## Problem to work on:
Transcribe all the records exactly and omit any images they hold.

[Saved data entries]
## START
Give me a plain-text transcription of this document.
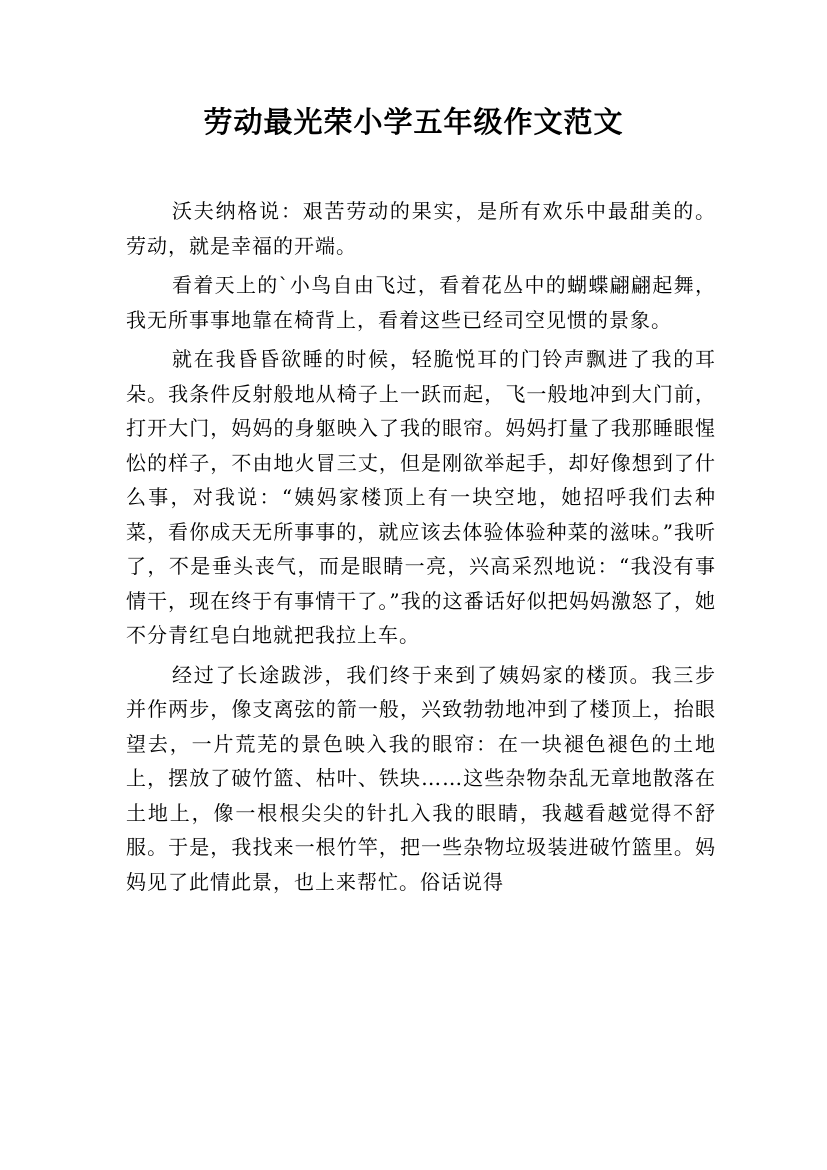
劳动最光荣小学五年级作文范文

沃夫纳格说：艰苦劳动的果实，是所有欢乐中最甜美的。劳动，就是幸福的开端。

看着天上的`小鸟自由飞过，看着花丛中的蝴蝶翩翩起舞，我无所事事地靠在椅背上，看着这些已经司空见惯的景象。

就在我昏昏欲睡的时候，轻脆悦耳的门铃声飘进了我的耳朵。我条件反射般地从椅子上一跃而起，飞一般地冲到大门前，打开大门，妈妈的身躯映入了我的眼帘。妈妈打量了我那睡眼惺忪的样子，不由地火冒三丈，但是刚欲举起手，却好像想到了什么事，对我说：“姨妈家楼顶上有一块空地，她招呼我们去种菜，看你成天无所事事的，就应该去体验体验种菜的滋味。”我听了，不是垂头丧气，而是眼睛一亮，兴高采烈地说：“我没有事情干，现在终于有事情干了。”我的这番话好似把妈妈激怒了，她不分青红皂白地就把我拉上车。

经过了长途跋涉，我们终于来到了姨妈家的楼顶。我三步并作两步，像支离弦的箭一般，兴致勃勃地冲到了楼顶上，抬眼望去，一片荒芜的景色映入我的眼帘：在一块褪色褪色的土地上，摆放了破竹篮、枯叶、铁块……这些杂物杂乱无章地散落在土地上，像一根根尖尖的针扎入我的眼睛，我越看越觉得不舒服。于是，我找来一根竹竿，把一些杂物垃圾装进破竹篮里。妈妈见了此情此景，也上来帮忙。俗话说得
## END
## Result of this task:
Give me a plain-text transcription of this document.
劳动最光荣小学五年级作文范文

沃夫纳格说：艰苦劳动的果实，是所有欢乐中最甜美的。劳动，就是幸福的开端。

看着天上的`小鸟自由飞过，看着花丛中的蝴蝶翩翩起舞，我无所事事地靠在椅背上，看着这些已经司空见惯的景象。

就在我昏昏欲睡的时候，轻脆悦耳的门铃声飘进了我的耳朵。我条件反射般地从椅子上一跃而起，飞一般地冲到大门前，打开大门，妈妈的身躯映入了我的眼帘。妈妈打量了我那睡眼惺忪的样子，不由地火冒三丈，但是刚欲举起手，却好像想到了什么事，对我说：“姨妈家楼顶上有一块空地，她招呼我们去种菜，看你成天无所事事的，就应该去体验体验种菜的滋味。”我听了，不是垂头丧气，而是眼睛一亮，兴高采烈地说：“我没有事情干，现在终于有事情干了。”我的这番话好似把妈妈激怒了，她不分青红皂白地就把我拉上车。

经过了长途跋涉，我们终于来到了姨妈家的楼顶。我三步并作两步，像支离弦的箭一般，兴致勃勃地冲到了楼顶上，抬眼望去，一片荒芜的景色映入我的眼帘：在一块褪色褪色的土地上，摆放了破竹篮、枯叶、铁块……这些杂物杂乱无章地散落在土地上，像一根根尖尖的针扎入我的眼睛，我越看越觉得不舒服。于是，我找来一根竹竿，把一些杂物垃圾装进破竹篮里。妈妈见了此情此景，也上来帮忙。俗话说得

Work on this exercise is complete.